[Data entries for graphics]
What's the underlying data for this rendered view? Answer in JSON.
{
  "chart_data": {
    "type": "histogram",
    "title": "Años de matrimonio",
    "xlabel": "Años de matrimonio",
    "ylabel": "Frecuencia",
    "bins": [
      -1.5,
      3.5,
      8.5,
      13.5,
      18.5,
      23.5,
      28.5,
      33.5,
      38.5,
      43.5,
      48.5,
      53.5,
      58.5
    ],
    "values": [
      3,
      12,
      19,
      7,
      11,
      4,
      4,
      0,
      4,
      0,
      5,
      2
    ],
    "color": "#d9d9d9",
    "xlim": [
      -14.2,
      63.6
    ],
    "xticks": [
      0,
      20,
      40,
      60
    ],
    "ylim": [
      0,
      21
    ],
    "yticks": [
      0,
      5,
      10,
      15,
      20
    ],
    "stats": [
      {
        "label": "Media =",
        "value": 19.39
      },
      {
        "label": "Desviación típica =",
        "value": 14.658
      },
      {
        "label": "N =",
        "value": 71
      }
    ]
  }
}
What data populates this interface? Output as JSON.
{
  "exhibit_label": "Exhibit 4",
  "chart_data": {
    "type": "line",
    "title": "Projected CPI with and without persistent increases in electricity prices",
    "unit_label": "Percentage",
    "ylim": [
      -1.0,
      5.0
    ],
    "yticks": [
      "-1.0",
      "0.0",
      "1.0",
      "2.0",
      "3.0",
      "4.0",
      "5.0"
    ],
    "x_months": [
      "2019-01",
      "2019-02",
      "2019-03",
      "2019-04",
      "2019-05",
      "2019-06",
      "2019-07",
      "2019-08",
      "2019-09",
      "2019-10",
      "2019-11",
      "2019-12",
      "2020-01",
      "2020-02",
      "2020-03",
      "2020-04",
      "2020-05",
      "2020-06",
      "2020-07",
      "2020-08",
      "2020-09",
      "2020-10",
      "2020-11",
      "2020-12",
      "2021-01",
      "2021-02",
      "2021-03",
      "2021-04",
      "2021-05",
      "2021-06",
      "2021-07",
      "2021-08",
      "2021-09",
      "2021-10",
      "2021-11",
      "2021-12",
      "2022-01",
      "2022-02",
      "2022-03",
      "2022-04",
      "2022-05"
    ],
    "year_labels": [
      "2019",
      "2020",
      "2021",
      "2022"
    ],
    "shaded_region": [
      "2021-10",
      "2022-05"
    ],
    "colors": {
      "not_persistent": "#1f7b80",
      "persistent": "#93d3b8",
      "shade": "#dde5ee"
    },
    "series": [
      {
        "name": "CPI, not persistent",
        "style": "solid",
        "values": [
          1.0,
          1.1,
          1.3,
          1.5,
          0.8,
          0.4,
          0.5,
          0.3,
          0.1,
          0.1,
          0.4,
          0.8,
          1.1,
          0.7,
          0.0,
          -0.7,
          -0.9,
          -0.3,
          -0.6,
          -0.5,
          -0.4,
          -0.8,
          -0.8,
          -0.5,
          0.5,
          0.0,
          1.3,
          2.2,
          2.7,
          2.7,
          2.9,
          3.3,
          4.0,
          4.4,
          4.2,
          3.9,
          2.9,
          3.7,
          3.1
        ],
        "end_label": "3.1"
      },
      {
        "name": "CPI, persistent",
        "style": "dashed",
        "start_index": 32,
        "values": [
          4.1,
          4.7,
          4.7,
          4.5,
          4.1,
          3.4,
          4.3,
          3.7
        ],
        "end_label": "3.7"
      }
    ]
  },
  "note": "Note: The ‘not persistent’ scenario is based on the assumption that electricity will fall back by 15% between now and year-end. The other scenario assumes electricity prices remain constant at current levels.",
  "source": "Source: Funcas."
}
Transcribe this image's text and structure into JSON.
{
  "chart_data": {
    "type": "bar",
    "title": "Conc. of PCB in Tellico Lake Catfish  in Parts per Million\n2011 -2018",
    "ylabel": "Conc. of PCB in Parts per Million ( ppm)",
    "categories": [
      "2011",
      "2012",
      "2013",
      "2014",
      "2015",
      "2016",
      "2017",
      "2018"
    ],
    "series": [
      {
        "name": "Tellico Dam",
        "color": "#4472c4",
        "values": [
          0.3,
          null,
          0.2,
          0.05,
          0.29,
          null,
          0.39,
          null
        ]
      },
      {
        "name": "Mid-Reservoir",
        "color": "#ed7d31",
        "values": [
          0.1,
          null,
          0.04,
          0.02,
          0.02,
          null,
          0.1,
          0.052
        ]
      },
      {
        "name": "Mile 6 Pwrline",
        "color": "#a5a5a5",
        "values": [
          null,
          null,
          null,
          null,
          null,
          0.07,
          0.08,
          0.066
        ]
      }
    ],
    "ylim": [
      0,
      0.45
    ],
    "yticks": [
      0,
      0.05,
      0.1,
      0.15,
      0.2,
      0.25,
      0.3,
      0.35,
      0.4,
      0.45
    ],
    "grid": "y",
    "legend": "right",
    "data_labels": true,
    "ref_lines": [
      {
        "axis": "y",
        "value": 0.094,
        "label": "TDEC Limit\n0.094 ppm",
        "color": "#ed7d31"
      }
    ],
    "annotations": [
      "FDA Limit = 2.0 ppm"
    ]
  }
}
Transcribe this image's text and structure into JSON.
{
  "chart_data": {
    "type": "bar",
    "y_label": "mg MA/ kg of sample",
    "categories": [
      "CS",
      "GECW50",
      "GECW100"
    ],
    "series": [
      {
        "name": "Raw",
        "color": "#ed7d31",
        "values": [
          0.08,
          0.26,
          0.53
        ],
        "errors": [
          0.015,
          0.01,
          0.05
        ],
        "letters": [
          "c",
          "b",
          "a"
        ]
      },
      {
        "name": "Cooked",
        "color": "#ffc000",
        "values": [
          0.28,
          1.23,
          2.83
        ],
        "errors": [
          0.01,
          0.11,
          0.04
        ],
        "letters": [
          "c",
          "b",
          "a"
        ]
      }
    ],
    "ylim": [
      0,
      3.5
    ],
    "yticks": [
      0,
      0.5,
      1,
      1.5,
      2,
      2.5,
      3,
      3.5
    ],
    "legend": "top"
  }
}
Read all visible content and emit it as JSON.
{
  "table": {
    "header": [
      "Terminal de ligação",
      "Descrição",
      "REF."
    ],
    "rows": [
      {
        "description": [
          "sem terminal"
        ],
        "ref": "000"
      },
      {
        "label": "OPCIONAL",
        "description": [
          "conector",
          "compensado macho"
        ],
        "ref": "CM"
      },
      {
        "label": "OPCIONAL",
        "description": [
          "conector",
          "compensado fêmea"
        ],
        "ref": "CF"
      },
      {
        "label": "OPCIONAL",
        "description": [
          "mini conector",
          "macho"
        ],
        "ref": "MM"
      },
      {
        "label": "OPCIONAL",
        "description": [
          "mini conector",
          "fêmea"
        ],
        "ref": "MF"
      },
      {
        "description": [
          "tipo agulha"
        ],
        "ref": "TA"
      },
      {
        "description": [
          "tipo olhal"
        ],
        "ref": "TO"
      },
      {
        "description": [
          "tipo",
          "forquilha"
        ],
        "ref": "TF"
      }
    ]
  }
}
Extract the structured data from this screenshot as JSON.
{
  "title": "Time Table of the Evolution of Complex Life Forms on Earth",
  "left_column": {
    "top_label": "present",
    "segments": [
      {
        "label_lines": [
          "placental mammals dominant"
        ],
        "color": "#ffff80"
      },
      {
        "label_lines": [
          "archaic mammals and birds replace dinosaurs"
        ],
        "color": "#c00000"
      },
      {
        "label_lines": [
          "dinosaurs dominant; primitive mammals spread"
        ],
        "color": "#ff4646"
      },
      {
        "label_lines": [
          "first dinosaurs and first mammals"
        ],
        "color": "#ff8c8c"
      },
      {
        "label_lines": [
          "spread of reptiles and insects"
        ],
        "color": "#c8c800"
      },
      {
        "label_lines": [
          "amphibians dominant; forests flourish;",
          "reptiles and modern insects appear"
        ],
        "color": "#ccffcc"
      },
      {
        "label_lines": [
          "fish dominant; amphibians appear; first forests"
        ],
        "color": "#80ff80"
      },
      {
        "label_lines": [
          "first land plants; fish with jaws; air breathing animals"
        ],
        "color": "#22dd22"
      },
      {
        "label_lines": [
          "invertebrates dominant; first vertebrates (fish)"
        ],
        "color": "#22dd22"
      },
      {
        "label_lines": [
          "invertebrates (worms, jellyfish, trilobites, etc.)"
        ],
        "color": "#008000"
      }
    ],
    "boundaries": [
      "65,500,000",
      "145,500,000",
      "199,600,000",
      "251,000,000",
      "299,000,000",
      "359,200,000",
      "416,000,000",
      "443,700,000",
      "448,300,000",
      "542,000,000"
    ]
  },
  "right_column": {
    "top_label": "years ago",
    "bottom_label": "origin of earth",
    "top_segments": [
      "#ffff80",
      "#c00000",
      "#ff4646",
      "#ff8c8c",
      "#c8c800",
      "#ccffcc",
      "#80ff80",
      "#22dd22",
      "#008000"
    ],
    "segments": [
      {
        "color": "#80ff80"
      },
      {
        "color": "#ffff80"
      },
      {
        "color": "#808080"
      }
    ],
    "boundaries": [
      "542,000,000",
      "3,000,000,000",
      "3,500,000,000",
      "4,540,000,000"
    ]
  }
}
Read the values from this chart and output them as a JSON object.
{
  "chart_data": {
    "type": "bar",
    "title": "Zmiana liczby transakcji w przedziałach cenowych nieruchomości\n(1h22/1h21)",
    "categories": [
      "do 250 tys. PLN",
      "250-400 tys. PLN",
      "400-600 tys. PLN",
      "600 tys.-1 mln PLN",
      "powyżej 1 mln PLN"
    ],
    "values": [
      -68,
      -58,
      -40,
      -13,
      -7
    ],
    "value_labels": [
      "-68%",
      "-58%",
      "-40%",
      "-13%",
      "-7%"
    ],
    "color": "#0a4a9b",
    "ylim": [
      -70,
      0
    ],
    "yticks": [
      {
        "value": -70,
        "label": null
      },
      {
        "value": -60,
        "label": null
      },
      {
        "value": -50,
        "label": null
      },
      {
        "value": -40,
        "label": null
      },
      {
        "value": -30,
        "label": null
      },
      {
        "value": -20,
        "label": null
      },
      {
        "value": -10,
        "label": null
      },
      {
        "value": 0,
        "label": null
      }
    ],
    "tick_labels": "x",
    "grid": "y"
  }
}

_THE TASK_:
The lines to collect are those holding the string "first"; copy them all.

_WRITTEN ANSWER_:
          "first dinosaurs and first mammals"
          "fish dominant; amphibians appear; first forests"
          "first land plants; fish with jaws; air breathing animals"
          "invertebrates dominant; first vertebrates (fish)"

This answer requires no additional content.